+++ Supplied material

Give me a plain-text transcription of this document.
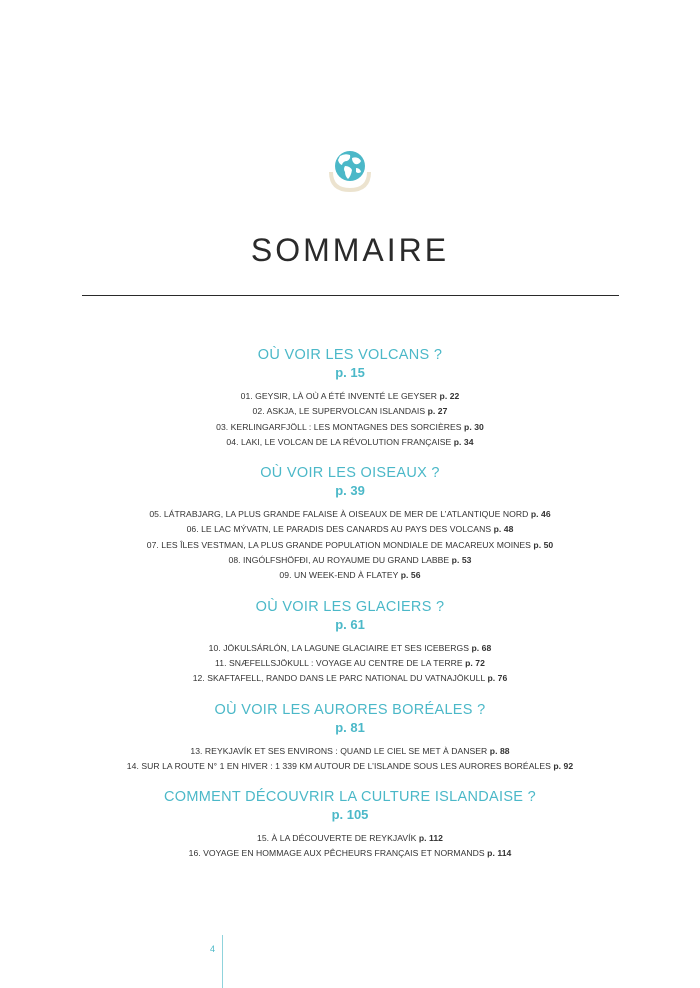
SOMMAIRE
OÙ VOIR LES VOLCANS ?
p. 15
01. GEYSIR, LÀ OÙ A ÉTÉ INVENTÉ LE GEYSER p. 22
02. ASKJA, LE SUPERVOLCAN ISLANDAIS p. 27
03. KERLINGARFJÖLL : LES MONTAGNES DES SORCIÈRES p. 30
04. LAKI, LE VOLCAN DE LA RÉVOLUTION FRANÇAISE p. 34
OÙ VOIR LES OISEAUX ?
p. 39
05. LÁTRABJARG, LA PLUS GRANDE FALAISE À OISEAUX DE MER DE L’ATLANTIQUE NORD p. 46
06. LE LAC MÝVATN, LE PARADIS DES CANARDS AU PAYS DES VOLCANS p. 48
07. LES ÎLES VESTMAN, LA PLUS GRANDE POPULATION MONDIALE DE MACAREUX MOINES p. 50
08. INGÓLFSHÖFÐI, AU ROYAUME DU GRAND LABBE p. 53
09. UN WEEK-END À FLATEY p. 56
OÙ VOIR LES GLACIERS ?
p. 61
10. JÖKULSÁRLÓN, LA LAGUNE GLACIAIRE ET SES ICEBERGS p. 68
11. SNÆFELLSJÖKULL : VOYAGE AU CENTRE DE LA TERRE p. 72
12. SKAFTAFELL, RANDO DANS LE PARC NATIONAL DU VATNAJÖKULL p. 76
OÙ VOIR LES AURORES BORÉALES ?
p. 81
13. REYKJAVÍK ET SES ENVIRONS : QUAND LE CIEL SE MET À DANSER p. 88
14. SUR LA ROUTE N° 1 EN HIVER : 1 339 KM AUTOUR DE L’ISLANDE SOUS LES AURORES BORÉALES p. 92
COMMENT DÉCOUVRIR LA CULTURE ISLANDAISE ?
p. 105
15. À LA DÉCOUVERTE DE REYKJAVÍK p. 112
16. VOYAGE EN HOMMAGE AUX PÊCHEURS FRANÇAIS ET NORMANDS p. 114
4
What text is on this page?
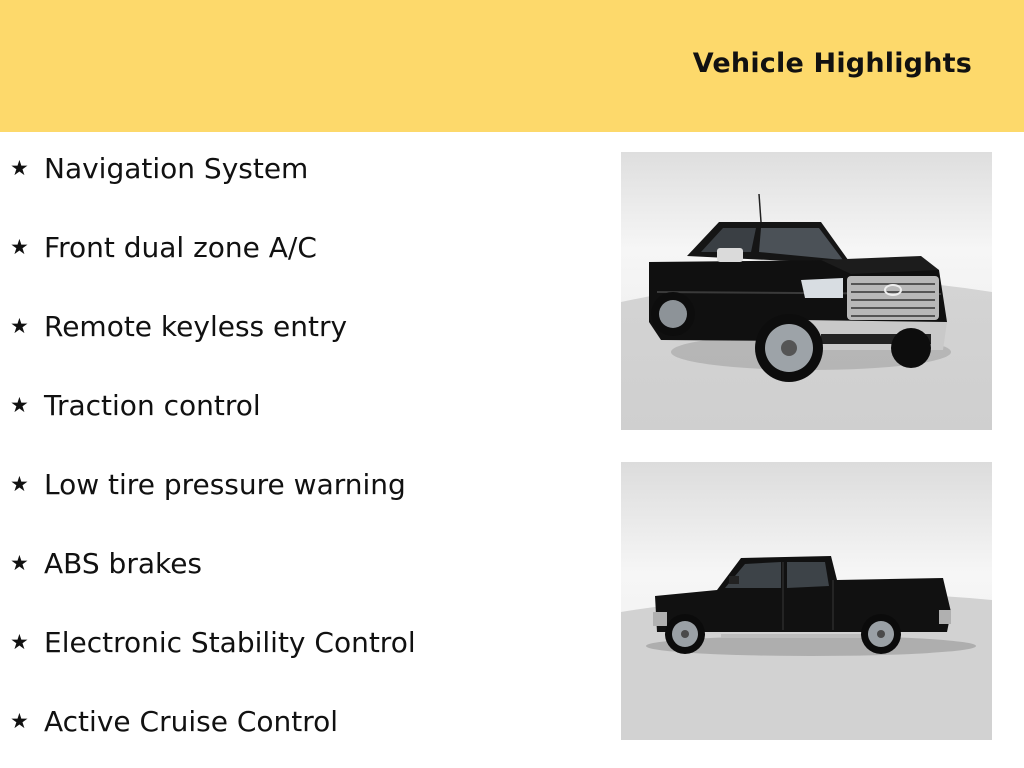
Vehicle Highlights
★ Navigation System
★ Front dual zone A/C
★ Remote keyless entry
★ Traction control
★ Low tire pressure warning
★ ABS brakes
★ Electronic Stability Control
★ Active Cruise Control
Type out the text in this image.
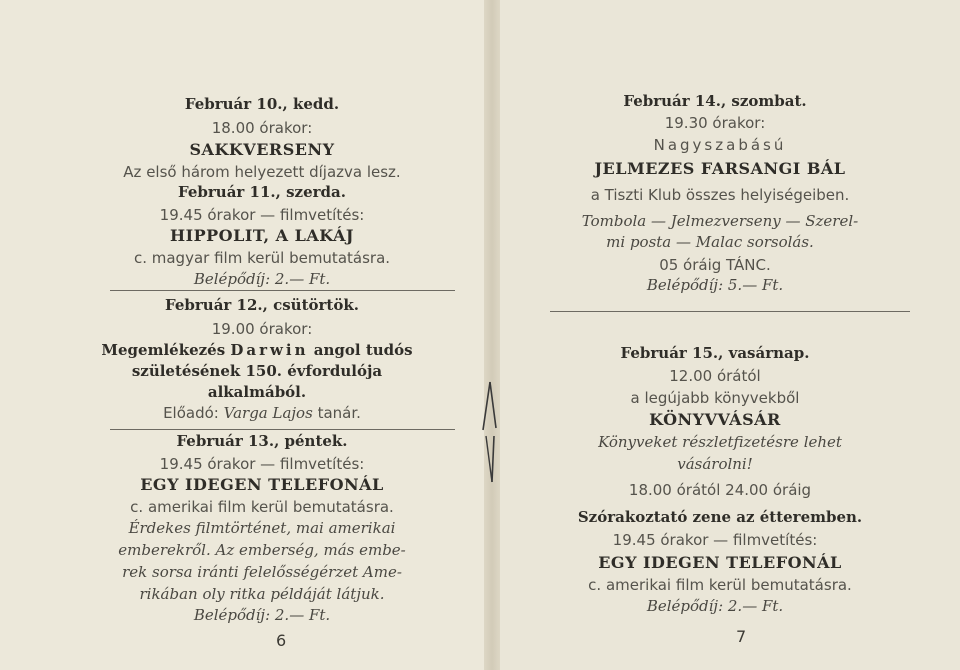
Február 10., kedd.
18.00 órakor:
SAKKVERSENY
Az első három helyezett díjazva lesz.
Február 11., szerda.
19.45 órakor — filmvetítés:
HIPPOLIT, A LAKÁJ
c. magyar film kerül bemutatásra.
Belépődíj: 2.— Ft.
Február 12., csütörtök.
19.00 órakor:
Megemlékezés Darwin angol tudós
születésének 150. évfordulója
alkalmából.
Előadó: Varga Lajos tanár.
Február 13., péntek.
19.45 órakor — filmvetítés:
EGY IDEGEN TELEFONÁL
c. amerikai film kerül bemutatásra.
Érdekes filmtörténet, mai amerikai
emberekről. Az emberség, más embe-
rek sorsa iránti felelősségérzet Ame-
rikában oly ritka példáját látjuk.
Belépődíj: 2.— Ft.
6
Február 14., szombat.
19.30 órakor:
Nagyszabású
JELMEZES FARSANGI BÁL
a Tiszti Klub összes helyiségeiben.
Tombola — Jelmezverseny — Szerel-
mi posta — Malac sorsolás.
05 óráig TÁNC.
Belépődíj: 5.— Ft.
Február 15., vasárnap.
12.00 órától
a legújabb könyvekből
KÖNYVVÁSÁR
Könyveket részletfizetésre lehet
vásárolni!
18.00 órától 24.00 óráig
Szórakoztató zene az étteremben.
19.45 órakor — filmvetítés:
EGY IDEGEN TELEFONÁL
c. amerikai film kerül bemutatásra.
Belépődíj: 2.— Ft.
7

++++++

From the records above, copy every line that holds the word "PLUS".

05. LÁTRABJARG, LA PLUS GRANDE FALAISE À OISEAUX DE MER DE L’ATLANTIQUE NORD p. 46
07. LES ÎLES VESTMAN, LA PLUS GRANDE POPULATION MONDIALE DE MACAREUX MOINES p. 50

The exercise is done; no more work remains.